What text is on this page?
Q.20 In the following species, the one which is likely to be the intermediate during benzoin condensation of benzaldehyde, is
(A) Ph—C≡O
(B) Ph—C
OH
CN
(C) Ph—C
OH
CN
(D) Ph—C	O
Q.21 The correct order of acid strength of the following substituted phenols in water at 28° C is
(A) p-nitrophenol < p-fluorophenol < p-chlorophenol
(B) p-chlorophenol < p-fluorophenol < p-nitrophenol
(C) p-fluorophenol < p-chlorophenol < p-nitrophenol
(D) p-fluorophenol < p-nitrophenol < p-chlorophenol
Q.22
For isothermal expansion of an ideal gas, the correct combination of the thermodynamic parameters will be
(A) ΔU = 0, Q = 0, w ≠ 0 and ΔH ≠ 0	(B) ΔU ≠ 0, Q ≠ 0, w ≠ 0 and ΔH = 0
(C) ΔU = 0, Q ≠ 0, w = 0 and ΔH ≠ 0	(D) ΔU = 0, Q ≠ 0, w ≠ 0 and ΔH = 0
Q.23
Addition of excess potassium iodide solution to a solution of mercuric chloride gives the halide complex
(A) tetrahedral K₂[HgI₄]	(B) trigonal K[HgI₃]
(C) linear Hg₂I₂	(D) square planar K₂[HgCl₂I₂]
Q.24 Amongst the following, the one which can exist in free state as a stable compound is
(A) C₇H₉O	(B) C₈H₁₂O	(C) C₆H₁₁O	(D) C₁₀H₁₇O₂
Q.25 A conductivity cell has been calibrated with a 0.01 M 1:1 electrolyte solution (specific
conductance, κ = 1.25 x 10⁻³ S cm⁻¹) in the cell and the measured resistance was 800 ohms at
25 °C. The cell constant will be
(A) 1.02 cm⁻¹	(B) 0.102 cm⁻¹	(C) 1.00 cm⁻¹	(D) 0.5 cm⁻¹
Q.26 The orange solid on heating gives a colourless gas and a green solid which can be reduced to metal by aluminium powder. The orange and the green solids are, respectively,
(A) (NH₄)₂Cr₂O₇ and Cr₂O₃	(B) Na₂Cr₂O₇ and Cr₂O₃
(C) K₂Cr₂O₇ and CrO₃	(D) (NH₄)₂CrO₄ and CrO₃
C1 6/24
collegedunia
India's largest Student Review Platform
+-------+
### DIRECTIONS
Copy down the material exactly as written.

### RESULT BELOW
What text is on this page?
Q.20 In the following species, the one which is likely to be the intermediate during benzoin condensation of benzaldehyde, is
(A) Ph—C≡O
(B) Ph—C
OH
CN
(C) Ph—C
OH
CN
(D) Ph—C	O
Q.21 The correct order of acid strength of the following substituted phenols in water at 28° C is
(A) p-nitrophenol < p-fluorophenol < p-chlorophenol
(B) p-chlorophenol < p-fluorophenol < p-nitrophenol
(C) p-fluorophenol < p-chlorophenol < p-nitrophenol
(D) p-fluorophenol < p-nitrophenol < p-chlorophenol
Q.22
For isothermal expansion of an ideal gas, the correct combination of the thermodynamic parameters will be
(A) ΔU = 0, Q = 0, w ≠ 0 and ΔH ≠ 0	(B) ΔU ≠ 0, Q ≠ 0, w ≠ 0 and ΔH = 0
(C) ΔU = 0, Q ≠ 0, w = 0 and ΔH ≠ 0	(D) ΔU = 0, Q ≠ 0, w ≠ 0 and ΔH = 0
Q.23
Addition of excess potassium iodide solution to a solution of mercuric chloride gives the halide complex
(A) tetrahedral K₂[HgI₄]	(B) trigonal K[HgI₃]
(C) linear Hg₂I₂	(D) square planar K₂[HgCl₂I₂]
Q.24 Amongst the following, the one which can exist in free state as a stable compound is
(A) C₇H₉O	(B) C₈H₁₂O	(C) C₆H₁₁O	(D) C₁₀H₁₇O₂
Q.25 A conductivity cell has been calibrated with a 0.01 M 1:1 electrolyte solution (specific
conductance, κ = 1.25 x 10⁻³ S cm⁻¹) in the cell and the measured resistance was 800 ohms at
25 °C. The cell constant will be
(A) 1.02 cm⁻¹	(B) 0.102 cm⁻¹	(C) 1.00 cm⁻¹	(D) 0.5 cm⁻¹
Q.26 The orange solid on heating gives a colourless gas and a green solid which can be reduced to metal by aluminium powder. The orange and the green solids are, respectively,
(A) (NH₄)₂Cr₂O₇ and Cr₂O₃	(B) Na₂Cr₂O₇ and Cr₂O₃
(C) K₂Cr₂O₇ and CrO₃	(D) (NH₄)₂CrO₄ and CrO₃
C1 6/24
collegedunia
India's largest Student Review Platform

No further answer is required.